» Data section:
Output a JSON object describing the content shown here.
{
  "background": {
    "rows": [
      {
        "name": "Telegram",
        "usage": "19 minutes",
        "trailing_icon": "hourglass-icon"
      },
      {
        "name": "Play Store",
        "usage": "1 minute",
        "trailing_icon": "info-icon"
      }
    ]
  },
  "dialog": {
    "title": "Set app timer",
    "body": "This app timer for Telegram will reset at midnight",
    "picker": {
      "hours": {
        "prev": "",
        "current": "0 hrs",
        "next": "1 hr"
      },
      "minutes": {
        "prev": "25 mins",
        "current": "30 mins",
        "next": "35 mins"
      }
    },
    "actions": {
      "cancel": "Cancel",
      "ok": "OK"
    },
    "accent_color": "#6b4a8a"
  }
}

» Requirements:
Transcribe the material above in its entirety. Match it exactly.

» Task answer:
Output a JSON object describing the content shown here.
{
  "background": {
    "rows": [
      {
        "name": "Telegram",
        "usage": "19 minutes",
        "trailing_icon": "hourglass-icon"
      },
      {
        "name": "Play Store",
        "usage": "1 minute",
        "trailing_icon": "info-icon"
      }
    ]
  },
  "dialog": {
    "title": "Set app timer",
    "body": "This app timer for Telegram will reset at midnight",
    "picker": {
      "hours": {
        "prev": "",
        "current": "0 hrs",
        "next": "1 hr"
      },
      "minutes": {
        "prev": "25 mins",
        "current": "30 mins",
        "next": "35 mins"
      }
    },
    "actions": {
      "cancel": "Cancel",
      "ok": "OK"
    },
    "accent_color": "#6b4a8a"
  }
}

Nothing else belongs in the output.